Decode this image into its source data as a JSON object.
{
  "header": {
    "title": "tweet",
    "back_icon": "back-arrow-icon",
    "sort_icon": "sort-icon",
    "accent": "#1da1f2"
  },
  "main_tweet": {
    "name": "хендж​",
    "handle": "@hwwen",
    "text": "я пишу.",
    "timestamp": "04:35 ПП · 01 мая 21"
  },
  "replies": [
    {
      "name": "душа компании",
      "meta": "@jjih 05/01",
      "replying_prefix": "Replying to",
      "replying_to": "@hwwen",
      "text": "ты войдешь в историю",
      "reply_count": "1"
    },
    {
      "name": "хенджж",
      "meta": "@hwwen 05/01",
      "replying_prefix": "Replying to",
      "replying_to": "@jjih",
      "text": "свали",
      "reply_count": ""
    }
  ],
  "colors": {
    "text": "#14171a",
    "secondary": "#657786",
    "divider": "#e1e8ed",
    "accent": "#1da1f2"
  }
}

*****

The exercise:
Write out the records shown above, exactly as they appear.

Written solution:
Decode this image into its source data as a JSON object.
{
  "header": {
    "title": "tweet",
    "back_icon": "back-arrow-icon",
    "sort_icon": "sort-icon",
    "accent": "#1da1f2"
  },
  "main_tweet": {
    "name": "хендж​",
    "handle": "@hwwen",
    "text": "я пишу.",
    "timestamp": "04:35 ПП · 01 мая 21"
  },
  "replies": [
    {
      "name": "душа компании",
      "meta": "@jjih 05/01",
      "replying_prefix": "Replying to",
      "replying_to": "@hwwen",
      "text": "ты войдешь в историю",
      "reply_count": "1"
    },
    {
      "name": "хенджж",
      "meta": "@hwwen 05/01",
      "replying_prefix": "Replying to",
      "replying_to": "@jjih",
      "text": "свали",
      "reply_count": ""
    }
  ],
  "colors": {
    "text": "#14171a",
    "secondary": "#657786",
    "divider": "#e1e8ed",
    "accent": "#1da1f2"
  }
}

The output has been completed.